# start of INFORMATION SHOWN

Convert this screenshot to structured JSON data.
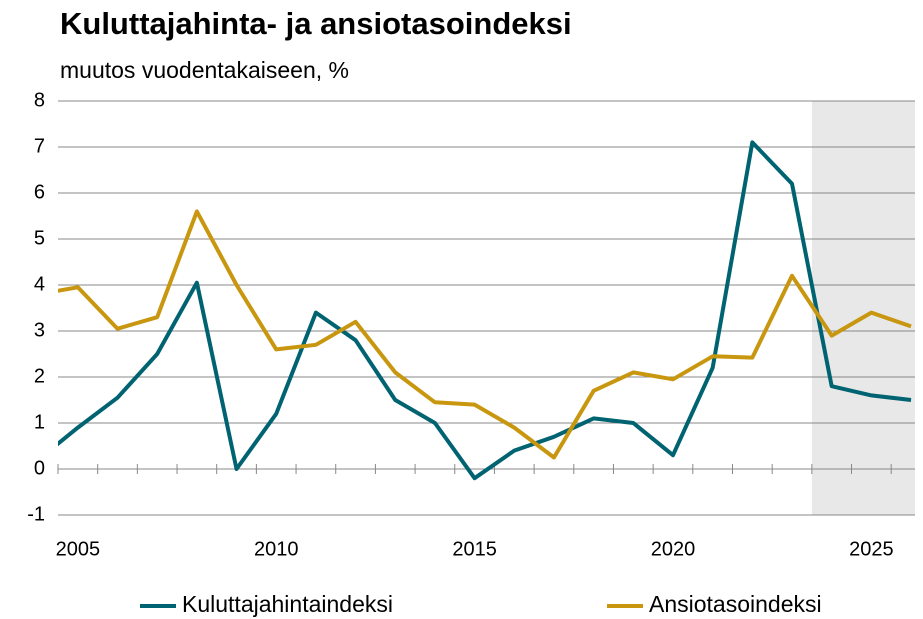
{
  "chart_data": {
    "type": "line",
    "title": "Kuluttajahinta- ja ansiotasoindeksi",
    "subtitle": "muutos vuodentakaiseen, %",
    "x": [
      2004,
      2005,
      2006,
      2007,
      2008,
      2009,
      2010,
      2011,
      2012,
      2013,
      2014,
      2015,
      2016,
      2017,
      2018,
      2019,
      2020,
      2021,
      2022,
      2023,
      2024,
      2025,
      2026
    ],
    "series": [
      {
        "name": "Kuluttajahintaindeksi",
        "color": "#006371",
        "values": [
          0.2,
          0.9,
          1.55,
          2.5,
          4.05,
          0.0,
          1.2,
          3.4,
          2.8,
          1.5,
          1.0,
          -0.2,
          0.4,
          0.7,
          1.1,
          1.0,
          0.3,
          2.2,
          7.1,
          6.2,
          1.8,
          1.6,
          1.5
        ]
      },
      {
        "name": "Ansiotasoindeksi",
        "color": "#c8960f",
        "values": [
          3.8,
          3.95,
          3.05,
          3.3,
          5.6,
          4.0,
          2.6,
          2.7,
          3.2,
          2.1,
          1.45,
          1.4,
          0.9,
          0.25,
          1.7,
          2.1,
          1.95,
          2.45,
          2.42,
          4.2,
          2.9,
          3.4,
          3.1
        ]
      }
    ],
    "xlim": [
      2004.5,
      2026.1
    ],
    "xticks": [
      2005,
      2010,
      2015,
      2020,
      2025
    ],
    "xminor_ticks": [
      2004.5,
      2005.5,
      2006.5,
      2007.5,
      2008.5,
      2009.5,
      2010.5,
      2011.5,
      2012.5,
      2013.5,
      2014.5,
      2015.5,
      2016.5,
      2017.5,
      2018.5,
      2019.5,
      2020.5,
      2021.5,
      2022.5,
      2023.5,
      2024.5,
      2025.5
    ],
    "ylim": [
      -1,
      8
    ],
    "yticks": [
      -1,
      0,
      1,
      2,
      3,
      4,
      5,
      6,
      7,
      8
    ],
    "grid": true,
    "forecast_start": 2023.5,
    "forecast_color": "#e8e8e8",
    "legend": "bottom"
  }
}
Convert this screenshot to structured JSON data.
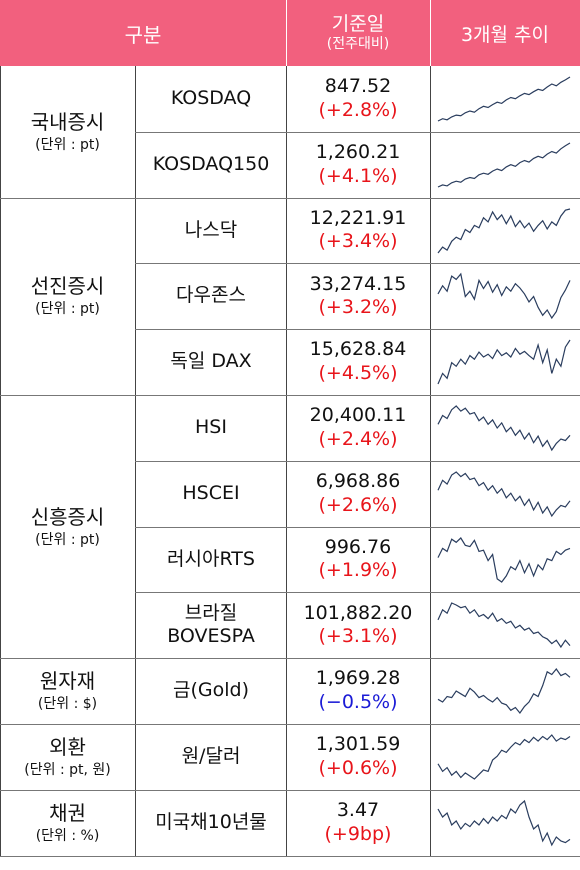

# end of INFORMATION SHOWN

_STATED PROBLEM_. Each line in the records above should be reproduced exactly; images are not copied.

_SOLUTION FOR THIS EXERCISE_.
Convert this screenshot to structured JSON data.
{
  "chart_data": {
    "type": "line",
    "title": "Kuluttajahinta- ja ansiotasoindeksi",
    "subtitle": "muutos vuodentakaiseen, %",
    "x": [
      2004,
      2005,
      2006,
      2007,
      2008,
      2009,
      2010,
      2011,
      2012,
      2013,
      2014,
      2015,
      2016,
      2017,
      2018,
      2019,
      2020,
      2021,
      2022,
      2023,
      2024,
      2025,
      2026
    ],
    "series": [
      {
        "name": "Kuluttajahintaindeksi",
        "color": "#006371",
        "values": [
          0.2,
          0.9,
          1.55,
          2.5,
          4.05,
          0.0,
          1.2,
          3.4,
          2.8,
          1.5,
          1.0,
          -0.2,
          0.4,
          0.7,
          1.1,
          1.0,
          0.3,
          2.2,
          7.1,
          6.2,
          1.8,
          1.6,
          1.5
        ]
      },
      {
        "name": "Ansiotasoindeksi",
        "color": "#c8960f",
        "values": [
          3.8,
          3.95,
          3.05,
          3.3,
          5.6,
          4.0,
          2.6,
          2.7,
          3.2,
          2.1,
          1.45,
          1.4,
          0.9,
          0.25,
          1.7,
          2.1,
          1.95,
          2.45,
          2.42,
          4.2,
          2.9,
          3.4,
          3.1
        ]
      }
    ],
    "xlim": [
      2004.5,
      2026.1
    ],
    "xticks": [
      2005,
      2010,
      2015,
      2020,
      2025
    ],
    "xminor_ticks": [
      2004.5,
      2005.5,
      2006.5,
      2007.5,
      2008.5,
      2009.5,
      2010.5,
      2011.5,
      2012.5,
      2013.5,
      2014.5,
      2015.5,
      2016.5,
      2017.5,
      2018.5,
      2019.5,
      2020.5,
      2021.5,
      2022.5,
      2023.5,
      2024.5,
      2025.5
    ],
    "ylim": [
      -1,
      8
    ],
    "yticks": [
      -1,
      0,
      1,
      2,
      3,
      4,
      5,
      6,
      7,
      8
    ],
    "grid": true,
    "forecast_start": 2023.5,
    "forecast_color": "#e8e8e8",
    "legend": "bottom"
  }
}
Convert this screenshot to structured JSON data.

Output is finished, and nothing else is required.